_Dokument_
+ + + +

In einem Brief an die Bundesspitzen der Grünen schreibt die Stuttgarter Fraktionsvizechefin Theresia Bauer, die Partei sei in dieser Frage „nicht gut aufgestellt“. Die Zeit sei reif, dass von den Grünen bei dem Thema „mehr als allgemeiner Hau-drauf kommt“. Die Partei müsse durch eine „eigenständige Positionierung im Bund erkennbar und politisch handlungsfähig werden“. Bauer fürchtet einen Domino-Effekt: Wenn die ersten Unions-Länder Gebühren einführten, würden auch SPD-Länder bald folgen. Kretschmann fragt: „Warum sollen Kindergärten gebührenpflichtig sein, nicht aber das Studium?“

Parteichef Reinhard Bütikofer wies den Vorstoß umgehend zurück. Ein kleiner Parteitag im Mai habe die Forderung der Baden-Württemberger bereits abgelehnt. Die Bundes-Grünen und die SPD wollen bislang ein gebührenfreies Studium bis einschließlich der Magister-Studiengänge.

Die Südwest-Grünen schlagen dagegen vor, das Studium solle nur bis zum Bachelor-Abschluss kostenlos sein, also in der Regel sechs Semester. Danach soll es eine Eigenbeteiligung der Studenten durch eine „nachlaufende Finanzierung ab Erwerbstätigkeit und einer Mindesteinkommenshöhe“ geben.

Viele Landes-Grüne wollen die Länder zudem auch bei der Regelung der Hochschuldemokratie entscheiden lassen. Im Gegensatz zu Bulmahn will Kretschmann die Frage der verfassten Studentenschaft den Landtagen überlassen.

+ + + +

_Datenauflistung_
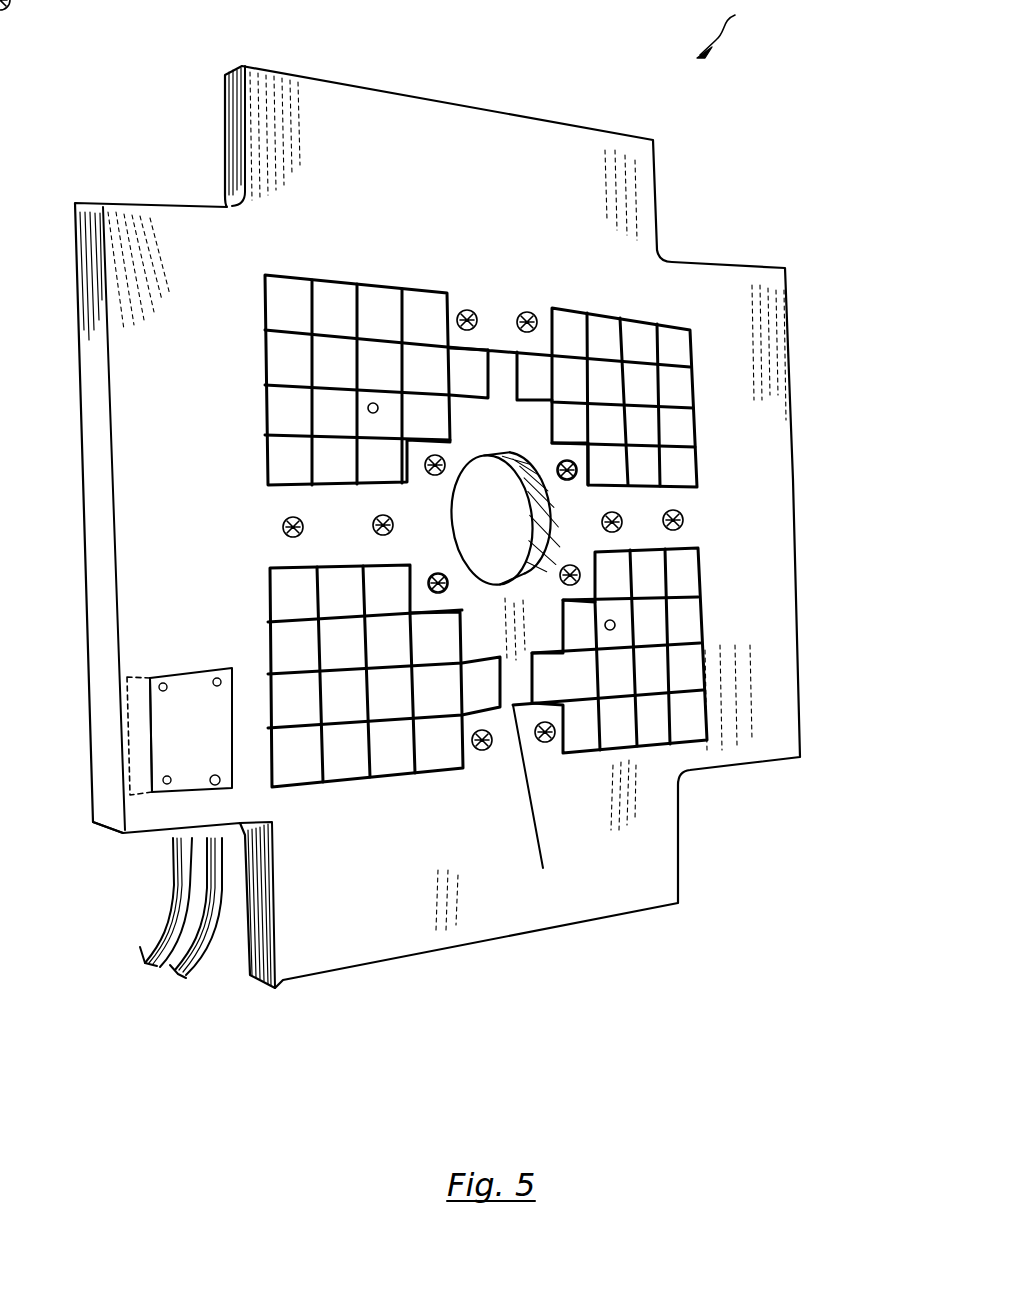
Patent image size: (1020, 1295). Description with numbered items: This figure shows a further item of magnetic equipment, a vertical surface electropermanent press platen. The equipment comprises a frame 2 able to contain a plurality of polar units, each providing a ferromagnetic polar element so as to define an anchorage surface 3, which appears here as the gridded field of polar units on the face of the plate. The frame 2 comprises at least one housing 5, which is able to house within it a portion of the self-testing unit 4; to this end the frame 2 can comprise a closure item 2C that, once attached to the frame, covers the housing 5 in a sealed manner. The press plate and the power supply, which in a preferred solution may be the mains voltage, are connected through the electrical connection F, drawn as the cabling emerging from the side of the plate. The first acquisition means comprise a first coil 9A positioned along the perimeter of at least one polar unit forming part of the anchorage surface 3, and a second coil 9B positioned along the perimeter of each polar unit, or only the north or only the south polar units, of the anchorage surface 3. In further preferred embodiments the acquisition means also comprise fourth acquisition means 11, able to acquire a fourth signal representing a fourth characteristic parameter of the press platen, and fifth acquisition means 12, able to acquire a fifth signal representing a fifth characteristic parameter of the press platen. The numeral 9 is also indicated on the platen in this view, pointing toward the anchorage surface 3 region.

The frame 2 is at (676, 872).
The closure item 2C is at (182, 685).
The anchorage surface 3 is at (678, 673).
The self-testing unit 4 is at (152, 735).
The housing 5 is at (112, 840).
The rib structure 9 is at (554, 531).
The first coil 9A is at (376, 404).
The second coil 9B is at (495, 350).
The fourth acquisition means 11 is at (570, 463).
The fifth acquisition means 12 is at (543, 868).
The electrical connection F is at (175, 1003).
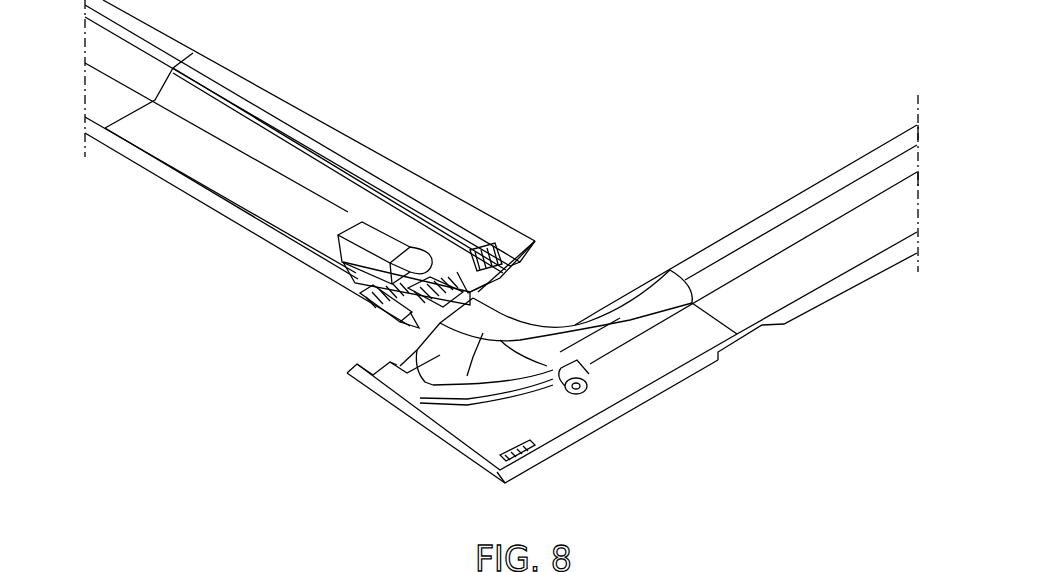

+ + + +

_Aufgaben und Übungen_
a. Schreibe den Abschnitt des Textes über Studiengebühren, der mit den Worten „Parteichef Reinhard Bütikofer“ beginnt und mit „einschließlich der Magister-Studiengänge.“ endet, noch einmal ab. Ersetze darin „umgehend“ durch „sofort“.
b. Übersetze den Satz „Parteichef Reinhard Bütikofer wies den Vorstoß umgehend zurück.“ aus dem Text über Studiengebühren ins Englische.
c. Führe den Text über Studiengebühren im Anschluss an seinen letzten Satz weiter.

_Lösungen_
a.
Parteichef Reinhard Bütikofer wies den Vorstoß sofort zurück. Ein kleiner Parteitag im Mai habe die Forderung der Baden-Württemberger bereits abgelehnt. Die Bundes-Grünen und die SPD wollen bislang ein gebührenfreies Studium bis einschließlich der Magister-Studiengänge.

b. Party leader Reinhard Bütikofer immediately rejected the proposal.

c.
Auch bei einem Vorzeigeprojekt Bulmahns, der Bundesförderung von Ganztagsschulen mit insgesamt vier Milliarden Euro über vier Jahre, zeigen sich die Landes-Grünen skeptisch. In einem Papier für die Bundesstaatskommission bezeichnen die Fraktionschefs von Baden-Württemberg, Bayern, Hessen, Niedersachsen, Nordrhein-Westfalen und Schleswig-Holstein das Projekt als problematisch. „Durch die Anreize des Bundes kann es zu erheblichen Fehlsteuerungen kommen“, heißt es. Der Grund: Der Bund könne nur Investitionsmittel für den Bau geben, die personelle Ausstattung und die Inhalte aber müssten die Länder finanzieren. Die Grünen-Fraktionschefs plädieren dafür, generell den Ländern in ihrem Kernbereich Bildung mehr Spielraum ohne Einmischung des Bundes zu geben.